**SET PROBLEM:**
Please transcribe the data that follows without the pictures, keeping every word the same.

**DATA SUPPLIED:**
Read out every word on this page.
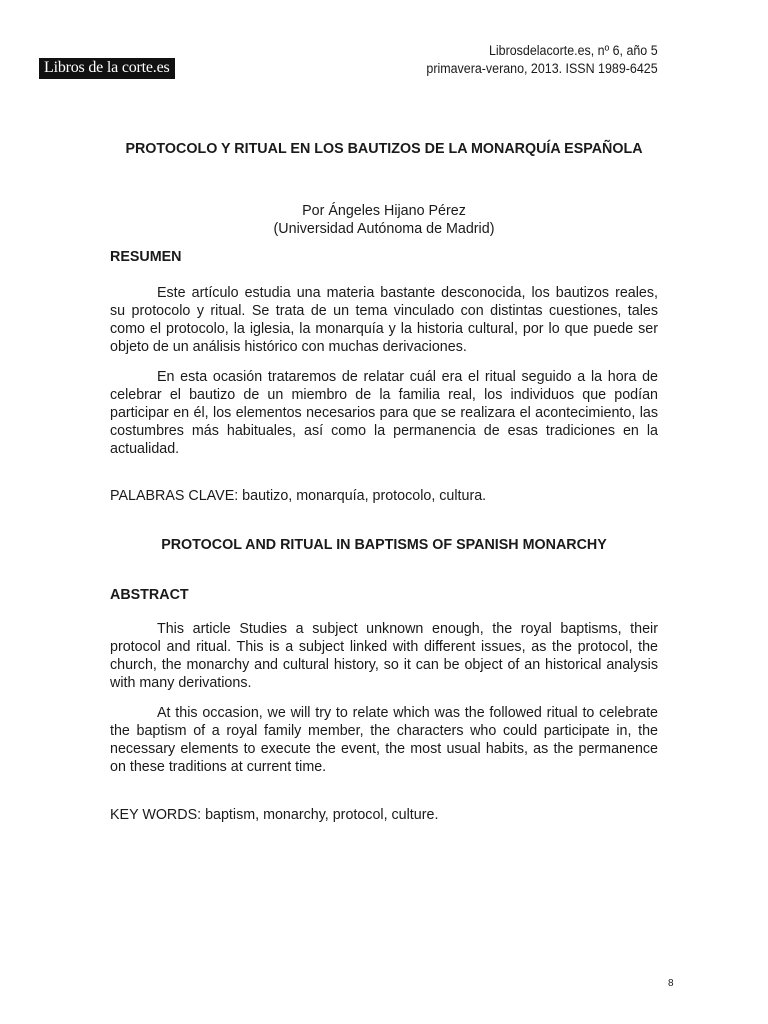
Libros de la corte.es
Librosdelacorte.es, nº 6, año 5
primavera-verano, 2013. ISSN 1989-6425
PROTOCOLO Y RITUAL EN LOS BAUTIZOS DE LA MONARQUÍA ESPAÑOLA
Por Ángeles Hijano Pérez
(Universidad Autónoma de Madrid)
RESUMEN

Este artículo estudia una materia bastante desconocida, los bautizos reales, su protocolo y ritual. Se trata de un tema vinculado con distintas cuestiones, tales como el protocolo, la iglesia, la monarquía y la historia cultural, por lo que puede ser objeto de un análisis histórico con muchas derivaciones.

En esta ocasión trataremos de relatar cuál era el ritual seguido a la hora de celebrar el bautizo de un miembro de la familia real, los individuos que podían participar en él, los elementos necesarios para que se realizara el acontecimiento, las costumbres más habituales, así como la permanencia de esas tradiciones en la actualidad.

PALABRAS CLAVE: bautizo, monarquía, protocolo, cultura.

PROTOCOL AND RITUAL IN BAPTISMS OF SPANISH MONARCHY
ABSTRACT

This article Studies a subject unknown enough, the royal baptisms, their protocol and ritual. This is a subject linked with different issues, as the protocol, the church, the monarchy and cultural history, so it can be object of an historical analysis with many derivations.

At this occasion, we will try to relate which was the followed ritual to celebrate the baptism of a royal family member, the characters who could participate in, the necessary elements to execute the event, the most usual habits, as the permanence on these traditions at current time.

KEY WORDS: baptism, monarchy, protocol, culture.

8
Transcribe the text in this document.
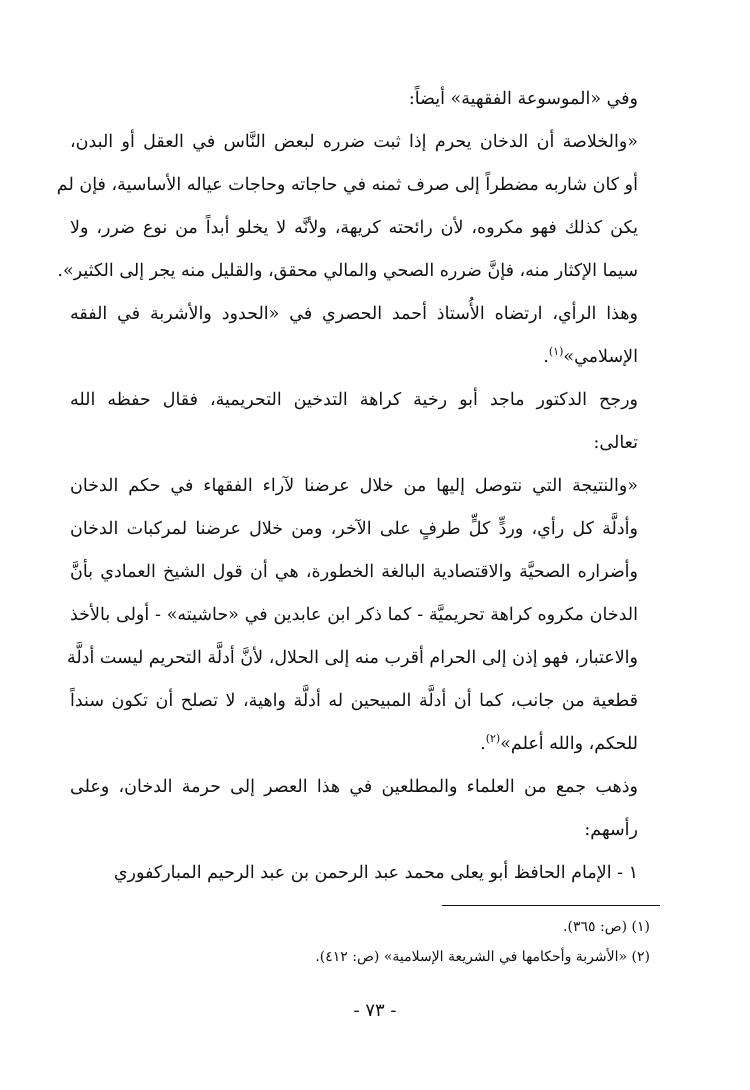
وفي «الموسوعة الفقهية» أيضاً:

«والخلاصة أن الدخان يحرم إذا ثبت ضرره لبعض النَّاس في العقل أو البدن،
أو كان شاربه مضطراً إلى صرف ثمنه في حاجاته وحاجات عياله الأساسية، فإن لم
يكن كذلك فهو مكروه، لأن رائحته كريهة، ولأنَّه لا يخلو أبداً من نوع ضرر، ولا
سيما الإكثار منه، فإنَّ ضرره الصحي والمالي محقق، والقليل منه يجر إلى الكثير».

وهذا الرأي، ارتضاه الأُستاذ أحمد الحصري في «الحدود والأشربة في الفقه
الإسلامي»$^{(١)}$.

ورجح الدكتور ماجد أبو رخية كراهة التدخين التحريمية، فقال حفظه الله
تعالى:

«والنتيجة التي نتوصل إليها من خلال عرضنا لآراء الفقهاء في حكم الدخان
وأدلَّة كل رأي، وردٍّ كلٍّ طرفٍ على الآخر، ومن خلال عرضنا لمركبات الدخان
وأضراره الصحيَّة والاقتصادية البالغة الخطورة، هي أن قول الشيخ العمادي بأنَّ
الدخان مكروه كراهة تحريميَّة - كما ذكر ابن عابدين في «حاشيته» - أولى بالأخذ
والاعتبار، فهو إذن إلى الحرام أقرب منه إلى الحلال، لأنَّ أدلَّة التحريم ليست أدلَّة
قطعية من جانب، كما أن أدلَّة المبيحين له أدلَّة واهية، لا تصلح أن تكون سنداً
للحكم، والله أعلم»$^{(٢)}$.

وذهب جمع من العلماء والمطلعين في هذا العصر إلى حرمة الدخان، وعلى
رأسهم:

١ - الإمام الحافظ أبو يعلى محمد عبد الرحمن بن عبد الرحيم المباركفوري

(١) (ص: ٣٦٥).
(٢) «الأشربة وأحكامها في الشريعة الإسلامية» (ص: ٤١٢).
- ٧٣ -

**EXERCISE SOLUTION:**
Read out every word on this page.
Libros de la corte.es
Librosdelacorte.es, nº 6, año 5
primavera-verano, 2013. ISSN 1989-6425
PROTOCOLO Y RITUAL EN LOS BAUTIZOS DE LA MONARQUÍA ESPAÑOLA
Por Ángeles Hijano Pérez
(Universidad Autónoma de Madrid)
RESUMEN

Este artículo estudia una materia bastante desconocida, los bautizos reales, su protocolo y ritual. Se trata de un tema vinculado con distintas cuestiones, tales como el protocolo, la iglesia, la monarquía y la historia cultural, por lo que puede ser objeto de un análisis histórico con muchas derivaciones.

En esta ocasión trataremos de relatar cuál era el ritual seguido a la hora de celebrar el bautizo de un miembro de la familia real, los individuos que podían participar en él, los elementos necesarios para que se realizara el acontecimiento, las costumbres más habituales, así como la permanencia de esas tradiciones en la actualidad.

PALABRAS CLAVE: bautizo, monarquía, protocolo, cultura.

PROTOCOL AND RITUAL IN BAPTISMS OF SPANISH MONARCHY
ABSTRACT

This article Studies a subject unknown enough, the royal baptisms, their protocol and ritual. This is a subject linked with different issues, as the protocol, the church, the monarchy and cultural history, so it can be object of an historical analysis with many derivations.

At this occasion, we will try to relate which was the followed ritual to celebrate the baptism of a royal family member, the characters who could participate in, the necessary elements to execute the event, the most usual habits, as the permanence on these traditions at current time.

KEY WORDS: baptism, monarchy, protocol, culture.

8
Transcribe the text in this document.
وفي «الموسوعة الفقهية» أيضاً:

«والخلاصة أن الدخان يحرم إذا ثبت ضرره لبعض النَّاس في العقل أو البدن،
أو كان شاربه مضطراً إلى صرف ثمنه في حاجاته وحاجات عياله الأساسية، فإن لم
يكن كذلك فهو مكروه، لأن رائحته كريهة، ولأنَّه لا يخلو أبداً من نوع ضرر، ولا
سيما الإكثار منه، فإنَّ ضرره الصحي والمالي محقق، والقليل منه يجر إلى الكثير».

وهذا الرأي، ارتضاه الأُستاذ أحمد الحصري في «الحدود والأشربة في الفقه
الإسلامي»$^{(١)}$.

ورجح الدكتور ماجد أبو رخية كراهة التدخين التحريمية، فقال حفظه الله
تعالى:

«والنتيجة التي نتوصل إليها من خلال عرضنا لآراء الفقهاء في حكم الدخان
وأدلَّة كل رأي، وردٍّ كلٍّ طرفٍ على الآخر، ومن خلال عرضنا لمركبات الدخان
وأضراره الصحيَّة والاقتصادية البالغة الخطورة، هي أن قول الشيخ العمادي بأنَّ
الدخان مكروه كراهة تحريميَّة - كما ذكر ابن عابدين في «حاشيته» - أولى بالأخذ
والاعتبار، فهو إذن إلى الحرام أقرب منه إلى الحلال، لأنَّ أدلَّة التحريم ليست أدلَّة
قطعية من جانب، كما أن أدلَّة المبيحين له أدلَّة واهية، لا تصلح أن تكون سنداً
للحكم، والله أعلم»$^{(٢)}$.

وذهب جمع من العلماء والمطلعين في هذا العصر إلى حرمة الدخان، وعلى
رأسهم:

١ - الإمام الحافظ أبو يعلى محمد عبد الرحمن بن عبد الرحيم المباركفوري

(١) (ص: ٣٦٥).
(٢) «الأشربة وأحكامها في الشريعة الإسلامية» (ص: ٤١٢).
- ٧٣ -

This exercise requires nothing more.